START DATASET EXTRACT

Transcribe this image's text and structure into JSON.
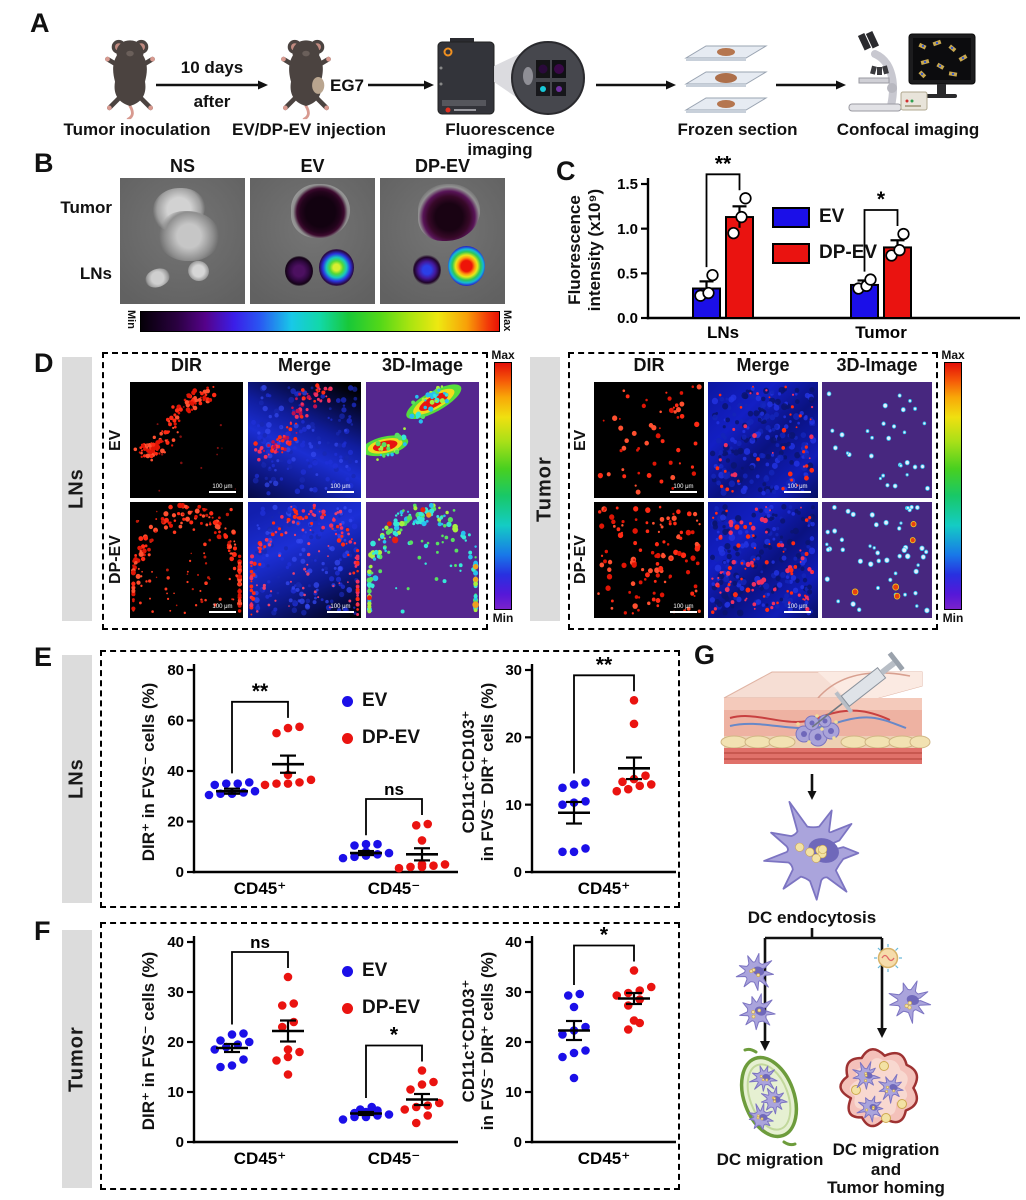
{
  "colors": {
    "ev": "#1b0fe8",
    "dpev": "#ea1310",
    "sidebar": "#dcdcdc"
  },
  "panel_a": {
    "label": "A",
    "step1": "Tumor inoculation",
    "arrow1_line1": "10 days",
    "arrow1_line2": "after",
    "step2": "EV/DP-EV injection",
    "eg7": "EG7",
    "step3": "Fluorescence imaging",
    "step4": "Frozen section",
    "step5": "Confocal imaging"
  },
  "panel_b": {
    "label": "B",
    "columns": [
      "NS",
      "EV",
      "DP-EV"
    ],
    "row_top": "Tumor",
    "row_bottom": "LNs",
    "colorbar_min": "Min",
    "colorbar_max": "Max"
  },
  "panel_c": {
    "label": "C",
    "ylabel_line1": "Fluorescence",
    "ylabel_line2": "intensity (x10⁹)"
  },
  "panel_d": {
    "label": "D",
    "left_side": "LNs",
    "right_side": "Tumor",
    "columns": [
      "DIR",
      "Merge",
      "3D-Image"
    ],
    "rows": [
      "EV",
      "DP-EV"
    ],
    "colorbar_max": "Max",
    "colorbar_min": "Min",
    "scale_bar": "100 μm"
  },
  "panel_e": {
    "label": "E",
    "side": "LNs"
  },
  "panel_f": {
    "label": "F",
    "side": "Tumor"
  },
  "panel_g": {
    "label": "G",
    "caption_endocytosis": "DC endocytosis",
    "caption_migration": "DC migration",
    "caption_homing_1": "DC migration",
    "caption_homing_2": "and",
    "caption_homing_3": "Tumor homing"
  },
  "chart_data": [
    {
      "id": "c_bar",
      "type": "bar",
      "ylabel": "Fluorescence intensity (x10⁹)",
      "categories": [
        "LNs",
        "Tumor"
      ],
      "ylim": [
        0,
        1.5
      ],
      "yticks": [
        0,
        0.5,
        1,
        1.5
      ],
      "series": [
        {
          "name": "EV",
          "color": "#1b0fe8",
          "values": [
            0.33,
            0.37
          ],
          "errors": [
            0.08,
            0.05
          ],
          "points": [
            [
              0.25,
              0.28,
              0.48
            ],
            [
              0.33,
              0.36,
              0.43
            ]
          ]
        },
        {
          "name": "DP-EV",
          "color": "#ea1310",
          "values": [
            1.13,
            0.79
          ],
          "errors": [
            0.12,
            0.08
          ],
          "points": [
            [
              0.95,
              1.13,
              1.34
            ],
            [
              0.7,
              0.76,
              0.94
            ]
          ]
        }
      ],
      "significance": [
        {
          "category": "LNs",
          "label": "**"
        },
        {
          "category": "Tumor",
          "label": "*"
        }
      ],
      "legend": [
        "EV",
        "DP-EV"
      ]
    },
    {
      "id": "e_left",
      "type": "scatter",
      "ylabel": "DIR⁺ in FVS⁻ cells (%)",
      "categories": [
        "CD45⁺",
        "CD45⁻"
      ],
      "ylim": [
        0,
        80
      ],
      "yticks": [
        0,
        20,
        40,
        60,
        80
      ],
      "groups": [
        {
          "category": "CD45⁺",
          "series": "EV",
          "color": "#1b0fe8",
          "points": [
            30.5,
            31,
            31,
            31.5,
            32,
            34.5,
            35,
            35,
            35.5
          ],
          "mean": 32,
          "sem": 1
        },
        {
          "category": "CD45⁺",
          "series": "DP-EV",
          "color": "#ea1310",
          "points": [
            34.5,
            35,
            35,
            35.5,
            36.5,
            38.5,
            55,
            57,
            57.5
          ],
          "mean": 42.7,
          "sem": 3.4
        },
        {
          "category": "CD45⁻",
          "series": "EV",
          "color": "#1b0fe8",
          "points": [
            5.5,
            6,
            6.5,
            7,
            7.5,
            8,
            10.5,
            11,
            11
          ],
          "mean": 7.5,
          "sem": 0.8
        },
        {
          "category": "CD45⁻",
          "series": "DP-EV",
          "color": "#ea1310",
          "points": [
            1.5,
            2,
            2,
            2.5,
            3,
            3,
            12.5,
            18.5,
            19
          ],
          "mean": 7,
          "sem": 2.4
        }
      ],
      "significance": [
        {
          "pair": [
            0,
            1
          ],
          "label": "**"
        },
        {
          "pair": [
            2,
            3
          ],
          "label": "ns"
        }
      ],
      "legend": [
        "EV",
        "DP-EV"
      ]
    },
    {
      "id": "e_right",
      "type": "scatter",
      "ylabel": "CD11c⁺CD103⁺ in FVS⁻ DIR⁺ cells (%)",
      "ylabel_line1": "CD11c⁺CD103⁺",
      "ylabel_line2": "in FVS⁻ DIR⁺ cells (%)",
      "categories": [
        "CD45⁺"
      ],
      "ylim": [
        0,
        30
      ],
      "yticks": [
        0,
        10,
        20,
        30
      ],
      "groups": [
        {
          "category": "CD45⁺",
          "series": "EV",
          "color": "#1b0fe8",
          "points": [
            3,
            3,
            3.5,
            10,
            10.3,
            10.5,
            12.5,
            13,
            13.3
          ],
          "mean": 8.8,
          "sem": 1.6
        },
        {
          "category": "CD45⁺",
          "series": "DP-EV",
          "color": "#ea1310",
          "points": [
            12,
            12.3,
            12.8,
            13,
            13.4,
            13.8,
            14.3,
            22,
            25.5
          ],
          "mean": 15.4,
          "sem": 1.6
        }
      ],
      "significance": [
        {
          "pair": [
            0,
            1
          ],
          "label": "**"
        }
      ]
    },
    {
      "id": "f_left",
      "type": "scatter",
      "ylabel": "DIR⁺ in FVS⁻ cells (%)",
      "categories": [
        "CD45⁺",
        "CD45⁻"
      ],
      "ylim": [
        0,
        40
      ],
      "yticks": [
        0,
        10,
        20,
        30,
        40
      ],
      "groups": [
        {
          "category": "CD45⁺",
          "series": "EV",
          "color": "#1b0fe8",
          "points": [
            15,
            15.3,
            16.5,
            18.5,
            19,
            19.5,
            20,
            20.3,
            21.5,
            21.7
          ],
          "mean": 18.8,
          "sem": 0.8
        },
        {
          "category": "CD45⁺",
          "series": "DP-EV",
          "color": "#ea1310",
          "points": [
            13.5,
            16.3,
            17,
            18,
            18.5,
            23,
            24,
            27.3,
            27.7,
            33
          ],
          "mean": 22.2,
          "sem": 2.1
        },
        {
          "category": "CD45⁻",
          "series": "EV",
          "color": "#1b0fe8",
          "points": [
            4.5,
            5,
            5,
            5.3,
            5.5,
            5.8,
            6,
            6.3,
            6.5,
            7
          ],
          "mean": 5.7,
          "sem": 0.3
        },
        {
          "category": "CD45⁻",
          "series": "DP-EV",
          "color": "#ea1310",
          "points": [
            3.8,
            5.3,
            6.5,
            7,
            7.3,
            7.8,
            10.5,
            11.5,
            12,
            14.3
          ],
          "mean": 8.5,
          "sem": 1.1
        }
      ],
      "significance": [
        {
          "pair": [
            0,
            1
          ],
          "label": "ns"
        },
        {
          "pair": [
            2,
            3
          ],
          "label": "*"
        }
      ],
      "legend": [
        "EV",
        "DP-EV"
      ]
    },
    {
      "id": "f_right",
      "type": "scatter",
      "ylabel": "CD11c⁺CD103⁺ in FVS⁻ DIR⁺ cells (%)",
      "ylabel_line1": "CD11c⁺CD103⁺",
      "ylabel_line2": "in FVS⁻ DIR⁺ cells (%)",
      "categories": [
        "CD45⁺"
      ],
      "ylim": [
        0,
        40
      ],
      "yticks": [
        0,
        10,
        20,
        30,
        40
      ],
      "groups": [
        {
          "category": "CD45⁺",
          "series": "EV",
          "color": "#1b0fe8",
          "points": [
            12.8,
            17,
            17.8,
            18.3,
            21.5,
            22.3,
            23,
            27,
            29.3,
            29.6
          ],
          "mean": 22.3,
          "sem": 1.9
        },
        {
          "category": "CD45⁺",
          "series": "DP-EV",
          "color": "#ea1310",
          "points": [
            22.5,
            23.8,
            24.3,
            27.3,
            28.5,
            29.3,
            29.8,
            30.3,
            31,
            34.3
          ],
          "mean": 28.7,
          "sem": 1.1
        }
      ],
      "significance": [
        {
          "pair": [
            0,
            1
          ],
          "label": "*"
        }
      ]
    }
  ]
}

END DATASET EXTRACT

Copy out all lines from the material above that contain the string "Fluorescence".

    "step3": "Fluorescence imaging",
    "ylabel_line1": "Fluorescence",
      "ylabel": "Fluorescence intensity (x10⁹)",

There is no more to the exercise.